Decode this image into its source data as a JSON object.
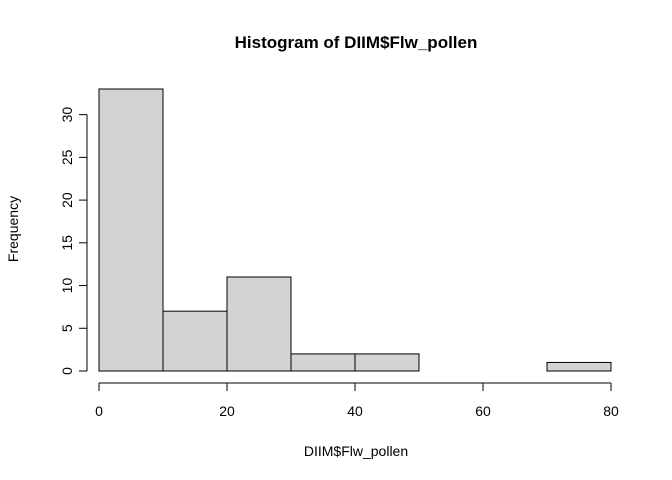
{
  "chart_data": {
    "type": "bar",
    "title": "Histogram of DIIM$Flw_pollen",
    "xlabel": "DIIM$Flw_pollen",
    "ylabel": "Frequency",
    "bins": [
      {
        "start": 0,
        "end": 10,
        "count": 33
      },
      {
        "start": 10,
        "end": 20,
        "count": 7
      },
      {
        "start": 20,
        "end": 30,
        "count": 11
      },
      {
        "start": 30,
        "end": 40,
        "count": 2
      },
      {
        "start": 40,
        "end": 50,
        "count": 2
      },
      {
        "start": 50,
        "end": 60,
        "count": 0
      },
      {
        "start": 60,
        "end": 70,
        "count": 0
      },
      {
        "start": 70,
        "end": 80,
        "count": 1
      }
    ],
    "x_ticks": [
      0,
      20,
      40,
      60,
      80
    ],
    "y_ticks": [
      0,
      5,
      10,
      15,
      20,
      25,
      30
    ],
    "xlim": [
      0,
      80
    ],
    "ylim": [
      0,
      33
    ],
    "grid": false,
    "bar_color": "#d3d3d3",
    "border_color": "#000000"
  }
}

**********

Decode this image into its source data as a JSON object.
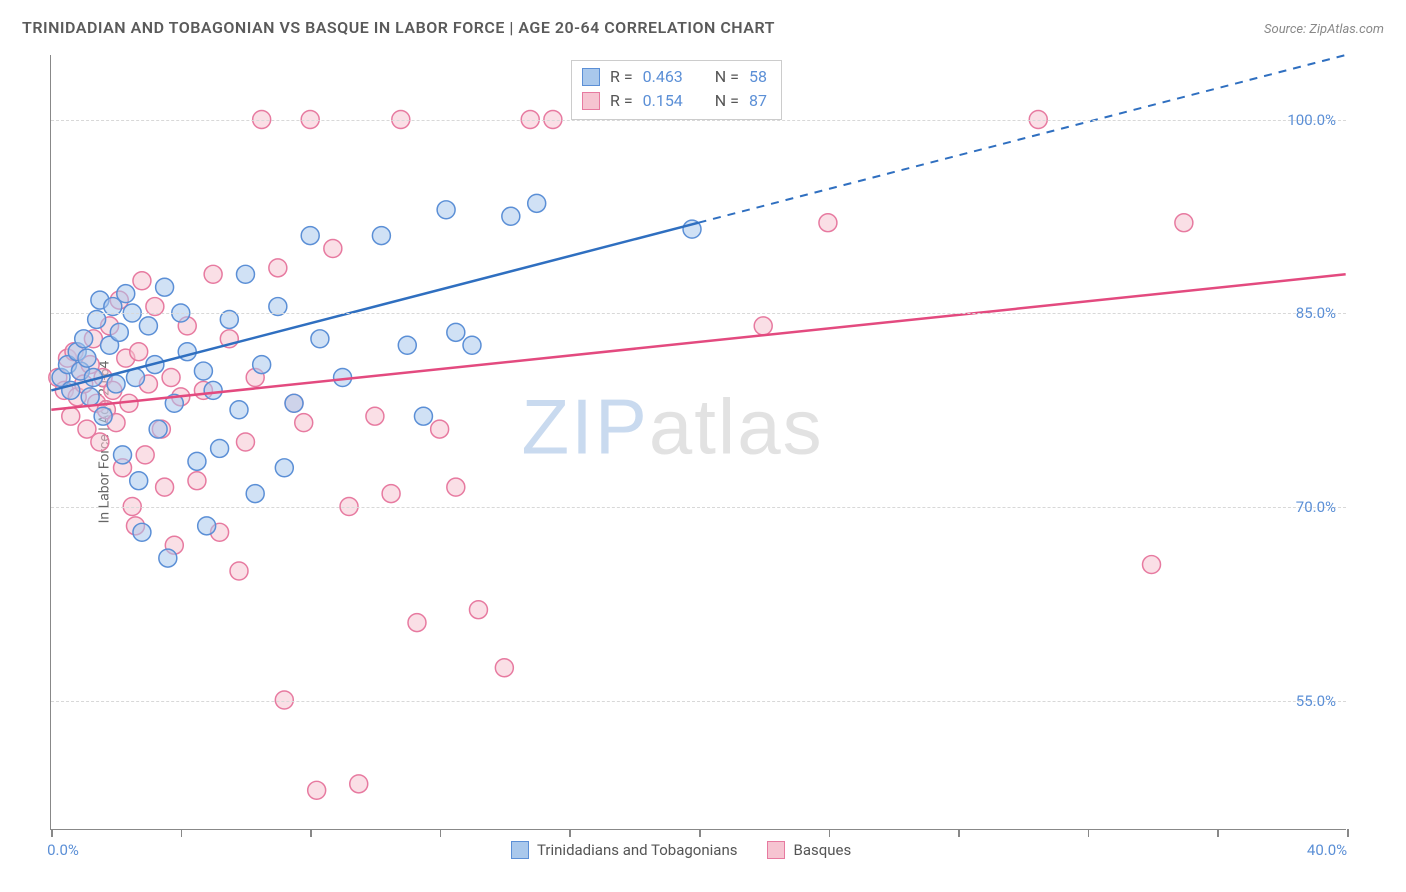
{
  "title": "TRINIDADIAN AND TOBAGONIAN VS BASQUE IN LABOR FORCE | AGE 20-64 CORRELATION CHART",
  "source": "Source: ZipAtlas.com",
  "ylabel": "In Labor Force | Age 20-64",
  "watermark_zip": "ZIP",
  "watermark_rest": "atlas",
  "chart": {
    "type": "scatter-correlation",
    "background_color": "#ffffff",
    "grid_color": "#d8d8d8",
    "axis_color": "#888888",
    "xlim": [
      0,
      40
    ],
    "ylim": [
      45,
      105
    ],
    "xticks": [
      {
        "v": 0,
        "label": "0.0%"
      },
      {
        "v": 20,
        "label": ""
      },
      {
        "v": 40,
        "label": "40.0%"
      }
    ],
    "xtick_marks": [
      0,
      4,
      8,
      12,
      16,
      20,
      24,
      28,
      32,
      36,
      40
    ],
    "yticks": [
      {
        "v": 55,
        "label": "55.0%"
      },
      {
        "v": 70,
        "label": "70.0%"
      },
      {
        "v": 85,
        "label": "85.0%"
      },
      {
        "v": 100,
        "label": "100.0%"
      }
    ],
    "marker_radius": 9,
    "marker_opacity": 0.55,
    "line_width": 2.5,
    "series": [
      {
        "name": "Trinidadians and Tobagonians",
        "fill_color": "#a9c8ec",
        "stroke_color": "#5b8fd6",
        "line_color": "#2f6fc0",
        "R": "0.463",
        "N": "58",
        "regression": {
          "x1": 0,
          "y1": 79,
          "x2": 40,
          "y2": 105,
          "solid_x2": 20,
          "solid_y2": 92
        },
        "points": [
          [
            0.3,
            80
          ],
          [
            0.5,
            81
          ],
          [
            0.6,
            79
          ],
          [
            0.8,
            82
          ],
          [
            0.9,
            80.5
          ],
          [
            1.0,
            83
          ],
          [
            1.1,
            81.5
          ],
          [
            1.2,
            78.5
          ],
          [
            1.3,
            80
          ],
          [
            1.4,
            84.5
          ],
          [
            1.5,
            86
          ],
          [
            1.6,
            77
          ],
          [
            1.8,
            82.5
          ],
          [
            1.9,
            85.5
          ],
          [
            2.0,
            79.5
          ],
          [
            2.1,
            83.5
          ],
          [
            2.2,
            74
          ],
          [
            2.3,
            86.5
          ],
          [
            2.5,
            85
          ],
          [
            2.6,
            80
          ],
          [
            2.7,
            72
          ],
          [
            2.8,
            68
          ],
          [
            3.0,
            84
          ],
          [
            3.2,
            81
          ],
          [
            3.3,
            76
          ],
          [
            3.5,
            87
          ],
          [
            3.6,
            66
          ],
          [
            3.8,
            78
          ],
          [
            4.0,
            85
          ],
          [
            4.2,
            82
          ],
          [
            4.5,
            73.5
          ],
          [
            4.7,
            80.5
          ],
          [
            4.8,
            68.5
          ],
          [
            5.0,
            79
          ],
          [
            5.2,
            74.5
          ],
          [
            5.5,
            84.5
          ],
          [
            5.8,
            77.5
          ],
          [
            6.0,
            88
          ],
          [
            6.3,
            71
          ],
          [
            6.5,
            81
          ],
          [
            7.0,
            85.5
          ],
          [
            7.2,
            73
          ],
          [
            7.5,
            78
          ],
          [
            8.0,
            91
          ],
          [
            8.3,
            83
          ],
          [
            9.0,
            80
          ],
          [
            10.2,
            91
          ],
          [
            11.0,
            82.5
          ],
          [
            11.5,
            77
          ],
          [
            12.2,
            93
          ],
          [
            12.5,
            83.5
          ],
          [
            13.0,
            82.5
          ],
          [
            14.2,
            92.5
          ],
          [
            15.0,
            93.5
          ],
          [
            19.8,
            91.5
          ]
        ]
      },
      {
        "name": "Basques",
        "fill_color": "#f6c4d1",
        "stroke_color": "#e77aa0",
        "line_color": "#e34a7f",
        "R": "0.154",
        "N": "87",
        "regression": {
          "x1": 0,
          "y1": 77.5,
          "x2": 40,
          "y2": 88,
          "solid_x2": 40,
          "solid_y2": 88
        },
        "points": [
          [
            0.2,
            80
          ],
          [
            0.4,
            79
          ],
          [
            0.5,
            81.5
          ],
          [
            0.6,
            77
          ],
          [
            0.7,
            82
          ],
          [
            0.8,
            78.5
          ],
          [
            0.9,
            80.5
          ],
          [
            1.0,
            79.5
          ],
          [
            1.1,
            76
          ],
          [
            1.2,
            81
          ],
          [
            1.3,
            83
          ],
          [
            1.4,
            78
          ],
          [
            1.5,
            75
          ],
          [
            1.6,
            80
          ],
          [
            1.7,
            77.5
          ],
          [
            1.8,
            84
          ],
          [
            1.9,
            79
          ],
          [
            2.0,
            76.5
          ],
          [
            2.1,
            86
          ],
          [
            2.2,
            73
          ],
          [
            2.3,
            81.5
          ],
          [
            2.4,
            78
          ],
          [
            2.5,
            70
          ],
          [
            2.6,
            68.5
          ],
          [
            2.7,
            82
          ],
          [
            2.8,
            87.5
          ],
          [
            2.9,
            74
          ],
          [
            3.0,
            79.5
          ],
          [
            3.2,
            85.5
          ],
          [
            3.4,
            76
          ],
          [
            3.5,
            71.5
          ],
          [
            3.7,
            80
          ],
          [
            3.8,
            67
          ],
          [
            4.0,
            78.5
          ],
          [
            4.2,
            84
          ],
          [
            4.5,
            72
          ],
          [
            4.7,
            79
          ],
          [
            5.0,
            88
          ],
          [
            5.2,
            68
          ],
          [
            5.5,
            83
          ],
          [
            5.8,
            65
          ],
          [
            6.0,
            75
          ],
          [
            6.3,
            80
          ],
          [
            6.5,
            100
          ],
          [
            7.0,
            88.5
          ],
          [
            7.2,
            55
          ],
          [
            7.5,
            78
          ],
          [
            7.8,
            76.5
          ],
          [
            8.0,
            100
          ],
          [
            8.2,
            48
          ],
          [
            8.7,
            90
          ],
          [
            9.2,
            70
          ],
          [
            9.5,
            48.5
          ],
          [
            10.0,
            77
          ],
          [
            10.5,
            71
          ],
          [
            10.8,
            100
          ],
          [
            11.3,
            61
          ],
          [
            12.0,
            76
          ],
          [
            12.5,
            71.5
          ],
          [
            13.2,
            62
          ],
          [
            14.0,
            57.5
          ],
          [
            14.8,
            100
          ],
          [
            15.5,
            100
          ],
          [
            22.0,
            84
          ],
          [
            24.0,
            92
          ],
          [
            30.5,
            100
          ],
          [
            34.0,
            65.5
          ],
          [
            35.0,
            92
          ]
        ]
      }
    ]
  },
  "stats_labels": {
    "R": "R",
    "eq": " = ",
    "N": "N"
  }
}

**********

## PROBLEM DETAILS
Working from the entries above, return all lines that contain "DIIM".

## SOLVED PROBLEM
    "title": "Histogram of DIIM$Flw_pollen",
    "xlabel": "DIIM$Flw_pollen",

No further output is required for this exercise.